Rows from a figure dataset
-- -- --

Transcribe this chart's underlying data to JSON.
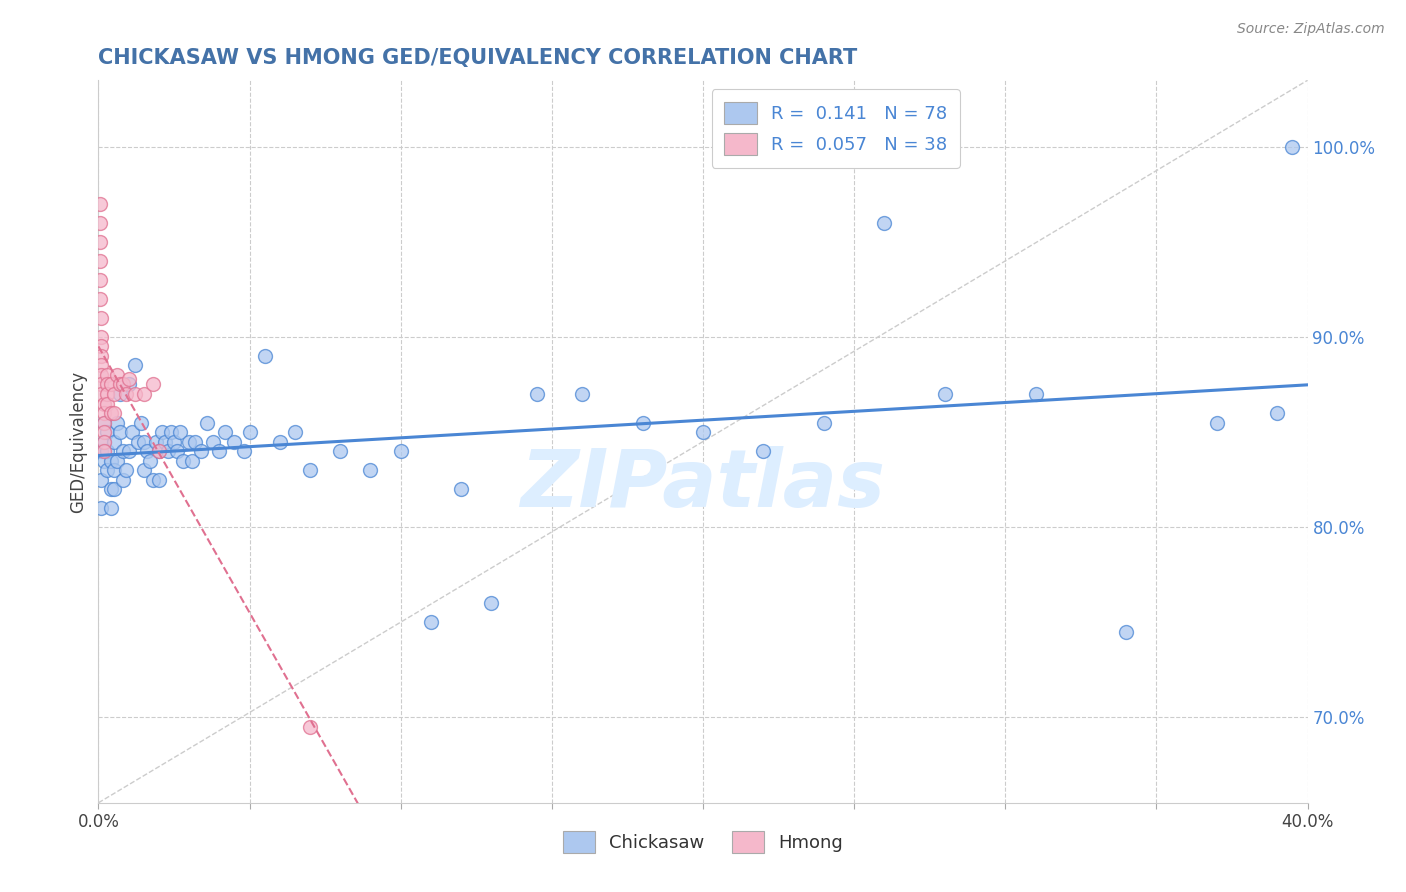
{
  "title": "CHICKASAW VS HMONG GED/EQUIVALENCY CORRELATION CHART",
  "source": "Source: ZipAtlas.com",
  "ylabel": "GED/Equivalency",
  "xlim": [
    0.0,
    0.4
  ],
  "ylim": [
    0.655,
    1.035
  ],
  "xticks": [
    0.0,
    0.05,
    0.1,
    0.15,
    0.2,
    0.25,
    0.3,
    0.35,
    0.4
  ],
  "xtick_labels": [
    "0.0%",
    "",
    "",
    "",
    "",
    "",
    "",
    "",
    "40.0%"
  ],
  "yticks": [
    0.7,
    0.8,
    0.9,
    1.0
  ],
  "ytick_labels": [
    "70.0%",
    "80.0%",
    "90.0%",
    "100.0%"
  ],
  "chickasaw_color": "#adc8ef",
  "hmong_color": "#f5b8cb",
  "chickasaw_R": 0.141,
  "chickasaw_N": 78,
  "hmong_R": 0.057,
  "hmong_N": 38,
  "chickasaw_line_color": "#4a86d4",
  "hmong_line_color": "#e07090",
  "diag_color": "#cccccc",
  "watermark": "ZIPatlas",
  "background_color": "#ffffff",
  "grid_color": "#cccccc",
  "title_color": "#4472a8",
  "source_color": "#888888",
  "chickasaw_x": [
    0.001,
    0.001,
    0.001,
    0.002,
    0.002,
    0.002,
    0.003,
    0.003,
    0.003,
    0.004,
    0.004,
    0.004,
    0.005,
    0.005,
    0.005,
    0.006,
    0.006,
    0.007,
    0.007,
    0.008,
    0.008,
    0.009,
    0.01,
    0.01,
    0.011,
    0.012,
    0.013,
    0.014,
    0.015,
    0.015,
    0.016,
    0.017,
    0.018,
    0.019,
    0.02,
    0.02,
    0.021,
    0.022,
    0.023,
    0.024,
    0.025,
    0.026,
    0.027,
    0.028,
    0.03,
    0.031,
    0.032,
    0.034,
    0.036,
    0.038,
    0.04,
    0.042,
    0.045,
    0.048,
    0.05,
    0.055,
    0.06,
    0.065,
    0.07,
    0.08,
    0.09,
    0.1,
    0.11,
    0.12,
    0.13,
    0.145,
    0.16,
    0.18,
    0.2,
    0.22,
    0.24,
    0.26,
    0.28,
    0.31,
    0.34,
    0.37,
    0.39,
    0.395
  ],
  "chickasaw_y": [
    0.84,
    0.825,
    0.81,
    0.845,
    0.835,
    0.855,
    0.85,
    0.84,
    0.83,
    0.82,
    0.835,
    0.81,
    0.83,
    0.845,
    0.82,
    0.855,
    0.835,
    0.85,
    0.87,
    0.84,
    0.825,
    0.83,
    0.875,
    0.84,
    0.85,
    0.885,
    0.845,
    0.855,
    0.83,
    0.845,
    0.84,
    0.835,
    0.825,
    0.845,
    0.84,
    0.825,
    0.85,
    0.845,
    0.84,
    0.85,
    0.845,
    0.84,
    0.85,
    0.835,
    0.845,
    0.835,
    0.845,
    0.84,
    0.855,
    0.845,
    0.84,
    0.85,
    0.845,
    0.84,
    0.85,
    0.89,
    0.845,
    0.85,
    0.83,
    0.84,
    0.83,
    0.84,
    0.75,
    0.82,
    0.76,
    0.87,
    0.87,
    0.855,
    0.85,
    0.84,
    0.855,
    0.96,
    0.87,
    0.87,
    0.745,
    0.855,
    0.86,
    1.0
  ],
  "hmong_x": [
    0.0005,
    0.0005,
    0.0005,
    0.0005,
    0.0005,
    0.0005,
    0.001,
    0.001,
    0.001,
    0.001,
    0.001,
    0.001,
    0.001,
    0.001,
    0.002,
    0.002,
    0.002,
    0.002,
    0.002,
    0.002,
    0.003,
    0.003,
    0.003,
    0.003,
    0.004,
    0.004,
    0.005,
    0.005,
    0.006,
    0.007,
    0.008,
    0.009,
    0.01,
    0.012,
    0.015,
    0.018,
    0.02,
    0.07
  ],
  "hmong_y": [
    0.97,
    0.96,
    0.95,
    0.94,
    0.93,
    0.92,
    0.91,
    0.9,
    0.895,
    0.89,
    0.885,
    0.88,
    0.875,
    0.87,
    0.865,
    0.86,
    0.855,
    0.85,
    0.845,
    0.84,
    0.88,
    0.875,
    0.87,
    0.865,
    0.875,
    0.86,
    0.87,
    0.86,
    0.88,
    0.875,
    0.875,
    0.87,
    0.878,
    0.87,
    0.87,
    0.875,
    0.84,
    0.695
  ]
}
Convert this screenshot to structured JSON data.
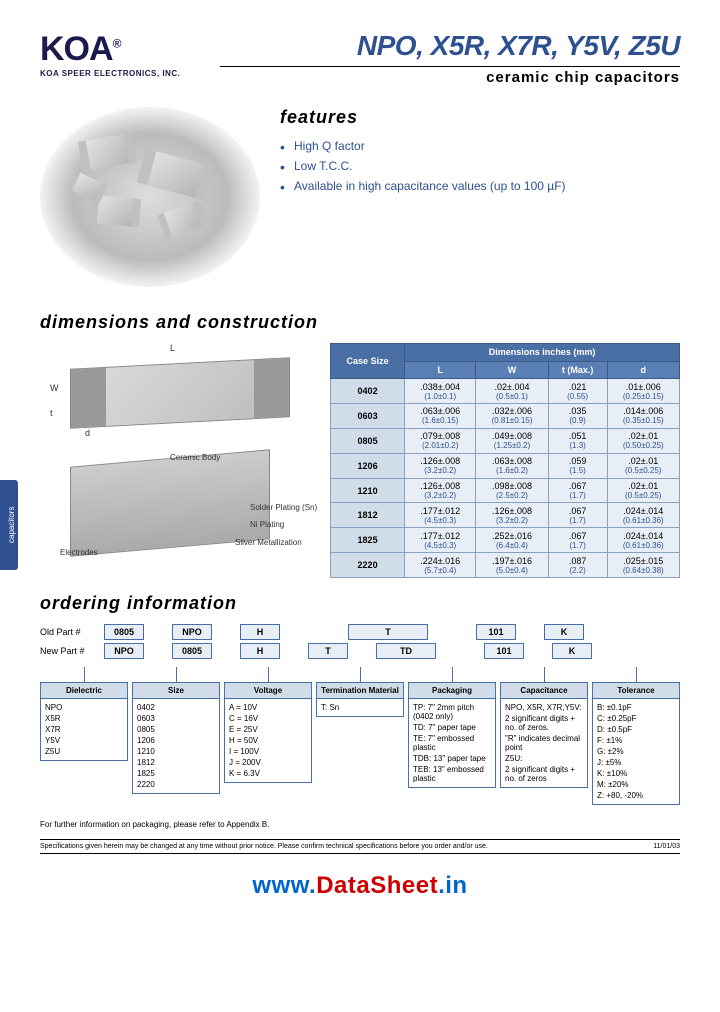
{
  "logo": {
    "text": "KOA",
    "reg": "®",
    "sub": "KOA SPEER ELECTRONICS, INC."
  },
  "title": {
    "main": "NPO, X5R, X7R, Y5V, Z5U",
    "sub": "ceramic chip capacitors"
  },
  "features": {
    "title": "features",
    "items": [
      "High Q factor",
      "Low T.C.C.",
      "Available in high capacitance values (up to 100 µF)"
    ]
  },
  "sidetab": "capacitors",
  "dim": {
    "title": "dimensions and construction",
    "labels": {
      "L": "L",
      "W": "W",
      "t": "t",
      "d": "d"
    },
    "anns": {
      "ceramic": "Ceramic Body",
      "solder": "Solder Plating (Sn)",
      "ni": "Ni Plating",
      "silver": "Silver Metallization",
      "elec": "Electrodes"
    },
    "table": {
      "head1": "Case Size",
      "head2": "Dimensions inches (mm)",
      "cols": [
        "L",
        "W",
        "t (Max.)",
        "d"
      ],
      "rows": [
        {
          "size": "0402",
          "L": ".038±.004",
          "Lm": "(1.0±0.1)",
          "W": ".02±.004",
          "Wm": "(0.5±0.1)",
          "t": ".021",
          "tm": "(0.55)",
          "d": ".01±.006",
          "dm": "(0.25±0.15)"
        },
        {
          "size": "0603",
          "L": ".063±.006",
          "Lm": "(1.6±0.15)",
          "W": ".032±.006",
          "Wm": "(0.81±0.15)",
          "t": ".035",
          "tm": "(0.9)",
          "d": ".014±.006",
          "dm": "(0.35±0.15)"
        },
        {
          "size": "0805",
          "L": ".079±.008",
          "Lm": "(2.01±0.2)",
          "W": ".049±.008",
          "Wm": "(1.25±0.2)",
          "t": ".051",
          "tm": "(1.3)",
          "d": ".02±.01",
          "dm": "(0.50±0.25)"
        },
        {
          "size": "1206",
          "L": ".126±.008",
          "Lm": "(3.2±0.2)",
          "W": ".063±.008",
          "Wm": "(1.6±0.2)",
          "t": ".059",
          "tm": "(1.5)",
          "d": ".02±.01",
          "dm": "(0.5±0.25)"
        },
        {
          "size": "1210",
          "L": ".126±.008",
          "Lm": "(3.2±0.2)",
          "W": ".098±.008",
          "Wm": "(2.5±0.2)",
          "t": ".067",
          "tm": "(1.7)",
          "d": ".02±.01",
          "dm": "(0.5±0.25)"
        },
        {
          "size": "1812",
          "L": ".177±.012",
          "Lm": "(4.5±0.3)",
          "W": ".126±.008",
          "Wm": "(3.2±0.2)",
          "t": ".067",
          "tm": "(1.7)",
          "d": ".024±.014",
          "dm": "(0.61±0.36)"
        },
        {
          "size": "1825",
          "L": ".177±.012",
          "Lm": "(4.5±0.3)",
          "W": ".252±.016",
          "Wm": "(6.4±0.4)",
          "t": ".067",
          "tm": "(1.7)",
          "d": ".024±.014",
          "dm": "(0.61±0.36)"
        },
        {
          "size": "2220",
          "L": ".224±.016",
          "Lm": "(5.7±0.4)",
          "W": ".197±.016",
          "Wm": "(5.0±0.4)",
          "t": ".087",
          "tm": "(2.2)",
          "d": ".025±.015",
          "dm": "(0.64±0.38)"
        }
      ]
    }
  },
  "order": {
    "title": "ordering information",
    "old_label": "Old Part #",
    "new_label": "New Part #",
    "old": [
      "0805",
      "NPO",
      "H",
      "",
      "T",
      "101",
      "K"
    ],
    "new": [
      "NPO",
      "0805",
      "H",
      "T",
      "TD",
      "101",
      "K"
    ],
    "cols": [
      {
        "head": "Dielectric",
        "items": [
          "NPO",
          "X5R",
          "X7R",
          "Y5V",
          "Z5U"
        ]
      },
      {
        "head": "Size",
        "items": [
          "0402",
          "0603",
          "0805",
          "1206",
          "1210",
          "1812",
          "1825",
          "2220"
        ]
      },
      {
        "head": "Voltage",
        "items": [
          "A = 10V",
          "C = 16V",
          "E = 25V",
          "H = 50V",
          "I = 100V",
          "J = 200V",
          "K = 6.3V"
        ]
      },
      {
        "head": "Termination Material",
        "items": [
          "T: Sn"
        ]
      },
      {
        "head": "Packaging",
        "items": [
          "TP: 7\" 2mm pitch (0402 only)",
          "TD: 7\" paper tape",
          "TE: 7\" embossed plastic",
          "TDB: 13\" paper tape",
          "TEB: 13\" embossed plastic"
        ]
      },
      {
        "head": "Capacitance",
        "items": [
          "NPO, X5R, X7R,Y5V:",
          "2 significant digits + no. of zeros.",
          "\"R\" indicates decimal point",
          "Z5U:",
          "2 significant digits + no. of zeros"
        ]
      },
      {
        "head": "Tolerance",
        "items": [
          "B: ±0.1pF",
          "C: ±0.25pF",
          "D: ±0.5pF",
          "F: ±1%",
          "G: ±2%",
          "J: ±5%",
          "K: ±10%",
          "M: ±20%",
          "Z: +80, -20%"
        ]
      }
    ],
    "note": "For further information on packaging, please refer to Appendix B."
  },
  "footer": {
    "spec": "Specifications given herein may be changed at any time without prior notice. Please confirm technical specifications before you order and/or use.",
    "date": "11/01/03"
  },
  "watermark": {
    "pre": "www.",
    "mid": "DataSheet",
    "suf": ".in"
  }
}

-- -- --

Exercise description: From the entries above, extract each line containing "embossed".

The output:
          "TE: 7\" embossed plastic",
          "TEB: 13\" embossed plastic"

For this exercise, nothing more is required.